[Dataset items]
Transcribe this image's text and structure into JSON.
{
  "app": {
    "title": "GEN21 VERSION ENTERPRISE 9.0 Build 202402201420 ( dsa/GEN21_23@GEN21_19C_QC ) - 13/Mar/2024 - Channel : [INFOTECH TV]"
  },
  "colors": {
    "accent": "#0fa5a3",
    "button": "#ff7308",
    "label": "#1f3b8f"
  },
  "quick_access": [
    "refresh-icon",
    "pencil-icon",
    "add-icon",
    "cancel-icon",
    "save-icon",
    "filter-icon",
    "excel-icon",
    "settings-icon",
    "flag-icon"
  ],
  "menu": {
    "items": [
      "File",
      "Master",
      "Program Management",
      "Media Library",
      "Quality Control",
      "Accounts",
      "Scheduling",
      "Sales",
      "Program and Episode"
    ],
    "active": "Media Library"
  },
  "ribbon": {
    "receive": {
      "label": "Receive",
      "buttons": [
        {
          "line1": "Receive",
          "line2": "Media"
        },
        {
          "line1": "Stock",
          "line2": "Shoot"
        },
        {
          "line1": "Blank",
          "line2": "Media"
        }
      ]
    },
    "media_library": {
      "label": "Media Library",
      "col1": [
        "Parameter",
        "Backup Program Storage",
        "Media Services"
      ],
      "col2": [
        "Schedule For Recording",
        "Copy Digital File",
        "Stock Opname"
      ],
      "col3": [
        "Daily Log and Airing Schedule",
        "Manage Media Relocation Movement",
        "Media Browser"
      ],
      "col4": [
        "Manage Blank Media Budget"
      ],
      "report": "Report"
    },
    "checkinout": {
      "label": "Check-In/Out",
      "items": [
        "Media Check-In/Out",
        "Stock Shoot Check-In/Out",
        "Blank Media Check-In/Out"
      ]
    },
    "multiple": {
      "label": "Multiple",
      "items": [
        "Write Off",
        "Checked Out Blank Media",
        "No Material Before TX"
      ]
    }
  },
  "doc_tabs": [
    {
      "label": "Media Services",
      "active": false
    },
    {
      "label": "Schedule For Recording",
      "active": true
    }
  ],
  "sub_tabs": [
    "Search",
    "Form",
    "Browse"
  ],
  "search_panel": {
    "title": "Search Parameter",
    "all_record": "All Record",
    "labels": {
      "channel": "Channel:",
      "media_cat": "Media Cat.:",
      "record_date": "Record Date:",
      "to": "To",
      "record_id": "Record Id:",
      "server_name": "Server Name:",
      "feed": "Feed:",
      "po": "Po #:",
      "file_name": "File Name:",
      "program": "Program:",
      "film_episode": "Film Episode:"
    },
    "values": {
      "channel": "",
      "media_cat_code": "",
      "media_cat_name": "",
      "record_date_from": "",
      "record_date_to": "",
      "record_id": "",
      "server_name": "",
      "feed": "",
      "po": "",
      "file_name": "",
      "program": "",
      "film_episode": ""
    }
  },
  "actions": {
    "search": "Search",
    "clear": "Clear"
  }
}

→ YOUR TASK
Set down the listing above in full, please, exactly as it appears.

→ RESULT OF THE EXERCISE
Transcribe this image's text and structure into JSON.
{
  "app": {
    "title": "GEN21 VERSION ENTERPRISE 9.0 Build 202402201420 ( dsa/GEN21_23@GEN21_19C_QC ) - 13/Mar/2024 - Channel : [INFOTECH TV]"
  },
  "colors": {
    "accent": "#0fa5a3",
    "button": "#ff7308",
    "label": "#1f3b8f"
  },
  "quick_access": [
    "refresh-icon",
    "pencil-icon",
    "add-icon",
    "cancel-icon",
    "save-icon",
    "filter-icon",
    "excel-icon",
    "settings-icon",
    "flag-icon"
  ],
  "menu": {
    "items": [
      "File",
      "Master",
      "Program Management",
      "Media Library",
      "Quality Control",
      "Accounts",
      "Scheduling",
      "Sales",
      "Program and Episode"
    ],
    "active": "Media Library"
  },
  "ribbon": {
    "receive": {
      "label": "Receive",
      "buttons": [
        {
          "line1": "Receive",
          "line2": "Media"
        },
        {
          "line1": "Stock",
          "line2": "Shoot"
        },
        {
          "line1": "Blank",
          "line2": "Media"
        }
      ]
    },
    "media_library": {
      "label": "Media Library",
      "col1": [
        "Parameter",
        "Backup Program Storage",
        "Media Services"
      ],
      "col2": [
        "Schedule For Recording",
        "Copy Digital File",
        "Stock Opname"
      ],
      "col3": [
        "Daily Log and Airing Schedule",
        "Manage Media Relocation Movement",
        "Media Browser"
      ],
      "col4": [
        "Manage Blank Media Budget"
      ],
      "report": "Report"
    },
    "checkinout": {
      "label": "Check-In/Out",
      "items": [
        "Media Check-In/Out",
        "Stock Shoot Check-In/Out",
        "Blank Media Check-In/Out"
      ]
    },
    "multiple": {
      "label": "Multiple",
      "items": [
        "Write Off",
        "Checked Out Blank Media",
        "No Material Before TX"
      ]
    }
  },
  "doc_tabs": [
    {
      "label": "Media Services",
      "active": false
    },
    {
      "label": "Schedule For Recording",
      "active": true
    }
  ],
  "sub_tabs": [
    "Search",
    "Form",
    "Browse"
  ],
  "search_panel": {
    "title": "Search Parameter",
    "all_record": "All Record",
    "labels": {
      "channel": "Channel:",
      "media_cat": "Media Cat.:",
      "record_date": "Record Date:",
      "to": "To",
      "record_id": "Record Id:",
      "server_name": "Server Name:",
      "feed": "Feed:",
      "po": "Po #:",
      "file_name": "File Name:",
      "program": "Program:",
      "film_episode": "Film Episode:"
    },
    "values": {
      "channel": "",
      "media_cat_code": "",
      "media_cat_name": "",
      "record_date_from": "",
      "record_date_to": "",
      "record_id": "",
      "server_name": "",
      "feed": "",
      "po": "",
      "file_name": "",
      "program": "",
      "film_episode": ""
    }
  },
  "actions": {
    "search": "Search",
    "clear": "Clear"
  }
}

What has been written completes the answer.